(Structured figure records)
[start]

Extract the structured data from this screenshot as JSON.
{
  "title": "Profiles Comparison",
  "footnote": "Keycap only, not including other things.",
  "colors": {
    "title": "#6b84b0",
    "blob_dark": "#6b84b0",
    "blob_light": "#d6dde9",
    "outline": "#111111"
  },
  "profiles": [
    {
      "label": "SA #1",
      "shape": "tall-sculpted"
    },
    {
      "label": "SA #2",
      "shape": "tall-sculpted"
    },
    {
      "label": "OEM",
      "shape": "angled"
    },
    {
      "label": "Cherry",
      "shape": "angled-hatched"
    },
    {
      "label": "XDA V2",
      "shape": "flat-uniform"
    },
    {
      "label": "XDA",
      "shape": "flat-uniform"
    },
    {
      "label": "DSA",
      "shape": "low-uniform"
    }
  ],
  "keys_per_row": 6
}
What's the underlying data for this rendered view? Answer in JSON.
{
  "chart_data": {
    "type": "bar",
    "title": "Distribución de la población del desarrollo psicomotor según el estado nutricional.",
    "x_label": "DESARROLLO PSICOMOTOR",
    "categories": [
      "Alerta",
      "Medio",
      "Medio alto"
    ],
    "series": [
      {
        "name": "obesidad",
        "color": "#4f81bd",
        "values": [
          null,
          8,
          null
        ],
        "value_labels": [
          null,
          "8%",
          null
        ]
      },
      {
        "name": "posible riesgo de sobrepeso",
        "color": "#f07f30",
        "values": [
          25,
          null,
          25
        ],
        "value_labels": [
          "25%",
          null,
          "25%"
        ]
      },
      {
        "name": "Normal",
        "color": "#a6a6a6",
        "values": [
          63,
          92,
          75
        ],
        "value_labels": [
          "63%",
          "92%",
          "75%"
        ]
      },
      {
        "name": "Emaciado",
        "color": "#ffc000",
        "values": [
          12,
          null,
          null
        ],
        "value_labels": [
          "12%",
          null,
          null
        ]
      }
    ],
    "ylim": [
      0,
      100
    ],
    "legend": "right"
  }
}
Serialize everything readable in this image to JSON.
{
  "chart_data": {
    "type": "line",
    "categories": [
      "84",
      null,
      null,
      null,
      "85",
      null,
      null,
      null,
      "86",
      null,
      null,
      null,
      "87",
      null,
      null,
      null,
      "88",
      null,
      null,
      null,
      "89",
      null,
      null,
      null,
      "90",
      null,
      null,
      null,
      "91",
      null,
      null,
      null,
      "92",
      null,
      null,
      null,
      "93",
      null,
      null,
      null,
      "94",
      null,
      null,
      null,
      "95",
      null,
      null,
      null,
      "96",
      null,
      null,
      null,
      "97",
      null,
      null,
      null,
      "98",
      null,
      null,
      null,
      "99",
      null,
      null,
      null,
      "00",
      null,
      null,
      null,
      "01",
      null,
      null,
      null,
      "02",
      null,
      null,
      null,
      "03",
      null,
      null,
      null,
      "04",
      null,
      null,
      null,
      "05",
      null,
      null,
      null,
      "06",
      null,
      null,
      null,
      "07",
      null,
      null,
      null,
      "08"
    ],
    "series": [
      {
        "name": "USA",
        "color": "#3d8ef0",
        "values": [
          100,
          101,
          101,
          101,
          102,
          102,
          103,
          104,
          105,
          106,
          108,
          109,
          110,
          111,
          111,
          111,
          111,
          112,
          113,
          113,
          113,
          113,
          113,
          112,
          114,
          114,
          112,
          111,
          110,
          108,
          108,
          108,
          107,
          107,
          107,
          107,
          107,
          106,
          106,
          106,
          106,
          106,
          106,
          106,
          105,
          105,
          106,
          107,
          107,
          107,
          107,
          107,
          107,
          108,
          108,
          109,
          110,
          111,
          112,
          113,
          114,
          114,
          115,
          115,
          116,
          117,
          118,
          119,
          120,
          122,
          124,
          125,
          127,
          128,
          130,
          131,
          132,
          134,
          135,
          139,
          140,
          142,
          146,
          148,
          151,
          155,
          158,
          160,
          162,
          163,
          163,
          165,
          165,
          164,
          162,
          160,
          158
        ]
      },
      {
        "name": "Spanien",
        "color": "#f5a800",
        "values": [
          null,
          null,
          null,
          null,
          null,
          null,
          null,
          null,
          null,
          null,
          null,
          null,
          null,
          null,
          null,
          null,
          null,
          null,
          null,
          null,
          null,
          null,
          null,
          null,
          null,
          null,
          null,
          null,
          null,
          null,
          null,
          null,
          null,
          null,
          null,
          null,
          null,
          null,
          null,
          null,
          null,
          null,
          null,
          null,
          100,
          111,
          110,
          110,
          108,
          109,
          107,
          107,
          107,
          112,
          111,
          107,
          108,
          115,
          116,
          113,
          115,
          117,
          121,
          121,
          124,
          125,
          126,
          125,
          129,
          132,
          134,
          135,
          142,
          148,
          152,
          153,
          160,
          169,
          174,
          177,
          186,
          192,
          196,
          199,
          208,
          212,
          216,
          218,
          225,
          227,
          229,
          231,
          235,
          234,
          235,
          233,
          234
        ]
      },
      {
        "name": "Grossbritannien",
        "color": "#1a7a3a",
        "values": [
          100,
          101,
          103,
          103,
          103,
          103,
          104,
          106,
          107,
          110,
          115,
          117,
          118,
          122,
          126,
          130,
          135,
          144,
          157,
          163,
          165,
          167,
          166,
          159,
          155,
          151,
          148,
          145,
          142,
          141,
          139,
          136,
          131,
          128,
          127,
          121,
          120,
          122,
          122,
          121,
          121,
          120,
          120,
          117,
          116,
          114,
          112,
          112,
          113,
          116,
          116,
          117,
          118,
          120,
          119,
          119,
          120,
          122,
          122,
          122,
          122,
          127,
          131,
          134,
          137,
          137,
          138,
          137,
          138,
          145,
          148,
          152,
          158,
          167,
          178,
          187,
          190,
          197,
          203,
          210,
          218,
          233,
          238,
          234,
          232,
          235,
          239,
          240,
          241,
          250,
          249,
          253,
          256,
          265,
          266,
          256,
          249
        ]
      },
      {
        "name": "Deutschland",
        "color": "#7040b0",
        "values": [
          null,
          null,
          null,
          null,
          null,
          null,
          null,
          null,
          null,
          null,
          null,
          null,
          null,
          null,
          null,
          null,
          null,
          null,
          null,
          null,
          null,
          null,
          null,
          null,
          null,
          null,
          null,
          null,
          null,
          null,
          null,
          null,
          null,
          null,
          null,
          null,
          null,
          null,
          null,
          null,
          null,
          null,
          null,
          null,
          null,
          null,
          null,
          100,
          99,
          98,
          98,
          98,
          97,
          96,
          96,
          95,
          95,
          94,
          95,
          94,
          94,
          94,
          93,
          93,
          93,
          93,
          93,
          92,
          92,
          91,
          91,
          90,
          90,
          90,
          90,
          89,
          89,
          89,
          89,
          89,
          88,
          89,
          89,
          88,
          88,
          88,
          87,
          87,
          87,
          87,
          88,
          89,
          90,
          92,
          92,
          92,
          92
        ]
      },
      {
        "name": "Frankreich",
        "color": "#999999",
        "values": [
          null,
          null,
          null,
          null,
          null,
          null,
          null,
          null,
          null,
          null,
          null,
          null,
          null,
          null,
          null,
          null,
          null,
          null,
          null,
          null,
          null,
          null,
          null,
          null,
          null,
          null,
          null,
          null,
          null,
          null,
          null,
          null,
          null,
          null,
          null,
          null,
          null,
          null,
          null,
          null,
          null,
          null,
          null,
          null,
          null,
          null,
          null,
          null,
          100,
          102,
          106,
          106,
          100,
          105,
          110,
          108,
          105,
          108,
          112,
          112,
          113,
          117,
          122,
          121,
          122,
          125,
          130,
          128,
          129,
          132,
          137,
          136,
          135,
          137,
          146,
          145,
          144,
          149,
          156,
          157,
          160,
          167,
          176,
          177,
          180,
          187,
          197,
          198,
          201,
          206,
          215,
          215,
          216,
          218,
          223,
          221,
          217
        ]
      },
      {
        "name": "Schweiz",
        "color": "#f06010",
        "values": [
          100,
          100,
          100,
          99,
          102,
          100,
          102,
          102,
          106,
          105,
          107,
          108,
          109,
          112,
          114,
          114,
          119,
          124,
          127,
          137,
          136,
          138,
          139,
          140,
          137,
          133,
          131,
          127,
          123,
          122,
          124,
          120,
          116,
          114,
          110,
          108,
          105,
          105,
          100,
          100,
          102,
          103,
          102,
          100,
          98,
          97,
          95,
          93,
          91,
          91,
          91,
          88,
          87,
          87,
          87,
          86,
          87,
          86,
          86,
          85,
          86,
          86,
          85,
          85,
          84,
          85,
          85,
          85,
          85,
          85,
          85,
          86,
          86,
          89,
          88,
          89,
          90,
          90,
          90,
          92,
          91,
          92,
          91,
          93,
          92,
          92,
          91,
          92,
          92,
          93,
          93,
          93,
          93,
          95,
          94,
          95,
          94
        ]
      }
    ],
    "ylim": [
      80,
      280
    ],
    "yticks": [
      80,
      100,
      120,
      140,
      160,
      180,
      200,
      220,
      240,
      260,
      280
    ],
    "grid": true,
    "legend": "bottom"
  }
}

[end]

## GOAL
Go through the material and copy out every line with "JSON" in it.

## PROBLEM SOLUTION
Extract the structured data from this screenshot as JSON.
What's the underlying data for this rendered view? Answer in JSON.
Serialize everything readable in this image to JSON.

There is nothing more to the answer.